§ REQUIRED WORK
Reproduce each line exactly. Skip none.
━━ LISTING
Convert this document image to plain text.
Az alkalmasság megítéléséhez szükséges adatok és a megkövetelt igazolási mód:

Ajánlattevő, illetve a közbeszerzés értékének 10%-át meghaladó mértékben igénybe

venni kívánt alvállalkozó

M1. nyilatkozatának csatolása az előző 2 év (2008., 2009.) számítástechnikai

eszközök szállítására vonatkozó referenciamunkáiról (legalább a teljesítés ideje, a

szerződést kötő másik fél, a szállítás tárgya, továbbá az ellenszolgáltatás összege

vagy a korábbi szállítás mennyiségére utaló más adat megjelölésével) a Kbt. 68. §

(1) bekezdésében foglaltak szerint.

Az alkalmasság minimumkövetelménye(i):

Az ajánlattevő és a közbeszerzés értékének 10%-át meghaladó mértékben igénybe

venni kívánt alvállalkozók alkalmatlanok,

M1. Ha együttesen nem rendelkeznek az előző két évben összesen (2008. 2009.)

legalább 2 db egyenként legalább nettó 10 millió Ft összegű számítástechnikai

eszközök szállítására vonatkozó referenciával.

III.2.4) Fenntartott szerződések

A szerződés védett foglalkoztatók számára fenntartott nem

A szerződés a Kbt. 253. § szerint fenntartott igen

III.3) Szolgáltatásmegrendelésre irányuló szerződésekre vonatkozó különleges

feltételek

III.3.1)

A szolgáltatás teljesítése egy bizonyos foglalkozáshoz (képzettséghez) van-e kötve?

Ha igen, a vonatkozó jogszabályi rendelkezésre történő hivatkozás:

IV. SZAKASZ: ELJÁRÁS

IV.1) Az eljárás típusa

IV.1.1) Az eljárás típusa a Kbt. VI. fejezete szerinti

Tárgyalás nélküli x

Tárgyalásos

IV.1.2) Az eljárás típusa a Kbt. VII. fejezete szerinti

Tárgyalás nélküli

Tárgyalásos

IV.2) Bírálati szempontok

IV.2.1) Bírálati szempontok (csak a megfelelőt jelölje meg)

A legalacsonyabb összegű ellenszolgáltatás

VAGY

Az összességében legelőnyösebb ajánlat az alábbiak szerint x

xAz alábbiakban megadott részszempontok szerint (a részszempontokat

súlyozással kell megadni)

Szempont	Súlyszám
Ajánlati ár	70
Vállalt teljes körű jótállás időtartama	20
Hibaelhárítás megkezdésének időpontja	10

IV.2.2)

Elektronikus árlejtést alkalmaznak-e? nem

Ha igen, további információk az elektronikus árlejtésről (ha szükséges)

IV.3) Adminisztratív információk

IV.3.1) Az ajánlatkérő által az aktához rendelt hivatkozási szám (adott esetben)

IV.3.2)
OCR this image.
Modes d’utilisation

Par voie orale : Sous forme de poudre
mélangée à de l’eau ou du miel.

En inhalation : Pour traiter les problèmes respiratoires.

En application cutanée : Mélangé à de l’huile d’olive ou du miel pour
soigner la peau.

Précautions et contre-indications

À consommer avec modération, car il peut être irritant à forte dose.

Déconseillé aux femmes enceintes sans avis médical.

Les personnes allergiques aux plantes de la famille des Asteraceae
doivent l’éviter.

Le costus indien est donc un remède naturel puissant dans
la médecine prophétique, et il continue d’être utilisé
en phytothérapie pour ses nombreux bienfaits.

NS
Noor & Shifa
━━━━
§ RESPONSE TO THIS EXERCISE
Convert this document image to plain text.
Az alkalmasság megítéléséhez szükséges adatok és a megkövetelt igazolási mód:

Ajánlattevő, illetve a közbeszerzés értékének 10%-át meghaladó mértékben igénybe

venni kívánt alvállalkozó

M1. nyilatkozatának csatolása az előző 2 év (2008., 2009.) számítástechnikai

eszközök szállítására vonatkozó referenciamunkáiról (legalább a teljesítés ideje, a

szerződést kötő másik fél, a szállítás tárgya, továbbá az ellenszolgáltatás összege

vagy a korábbi szállítás mennyiségére utaló más adat megjelölésével) a Kbt. 68. §

(1) bekezdésében foglaltak szerint.

Az alkalmasság minimumkövetelménye(i):

Az ajánlattevő és a közbeszerzés értékének 10%-át meghaladó mértékben igénybe

venni kívánt alvállalkozók alkalmatlanok,

M1. Ha együttesen nem rendelkeznek az előző két évben összesen (2008. 2009.)

legalább 2 db egyenként legalább nettó 10 millió Ft összegű számítástechnikai

eszközök szállítására vonatkozó referenciával.

III.2.4) Fenntartott szerződések

A szerződés védett foglalkoztatók számára fenntartott nem

A szerződés a Kbt. 253. § szerint fenntartott igen

III.3) Szolgáltatásmegrendelésre irányuló szerződésekre vonatkozó különleges

feltételek

III.3.1)

A szolgáltatás teljesítése egy bizonyos foglalkozáshoz (képzettséghez) van-e kötve?

Ha igen, a vonatkozó jogszabályi rendelkezésre történő hivatkozás:

IV. SZAKASZ: ELJÁRÁS

IV.1) Az eljárás típusa

IV.1.1) Az eljárás típusa a Kbt. VI. fejezete szerinti

Tárgyalás nélküli x

Tárgyalásos

IV.1.2) Az eljárás típusa a Kbt. VII. fejezete szerinti

Tárgyalás nélküli

Tárgyalásos

IV.2) Bírálati szempontok

IV.2.1) Bírálati szempontok (csak a megfelelőt jelölje meg)

A legalacsonyabb összegű ellenszolgáltatás

VAGY

Az összességében legelőnyösebb ajánlat az alábbiak szerint x

xAz alábbiakban megadott részszempontok szerint (a részszempontokat

súlyozással kell megadni)

Szempont	Súlyszám
Ajánlati ár	70
Vállalt teljes körű jótállás időtartama	20
Hibaelhárítás megkezdésének időpontja	10

IV.2.2)

Elektronikus árlejtést alkalmaznak-e? nem

Ha igen, további információk az elektronikus árlejtésről (ha szükséges)

IV.3) Adminisztratív információk

IV.3.1) Az ajánlatkérő által az aktához rendelt hivatkozási szám (adott esetben)

IV.3.2)
OCR this image.
Modes d’utilisation

Par voie orale : Sous forme de poudre
mélangée à de l’eau ou du miel.

En inhalation : Pour traiter les problèmes respiratoires.

En application cutanée : Mélangé à de l’huile d’olive ou du miel pour
soigner la peau.

Précautions et contre-indications

À consommer avec modération, car il peut être irritant à forte dose.

Déconseillé aux femmes enceintes sans avis médical.

Les personnes allergiques aux plantes de la famille des Asteraceae
doivent l’éviter.

Le costus indien est donc un remède naturel puissant dans
la médecine prophétique, et il continue d’être utilisé
en phytothérapie pour ses nombreux bienfaits.

NS
Noor & Shifa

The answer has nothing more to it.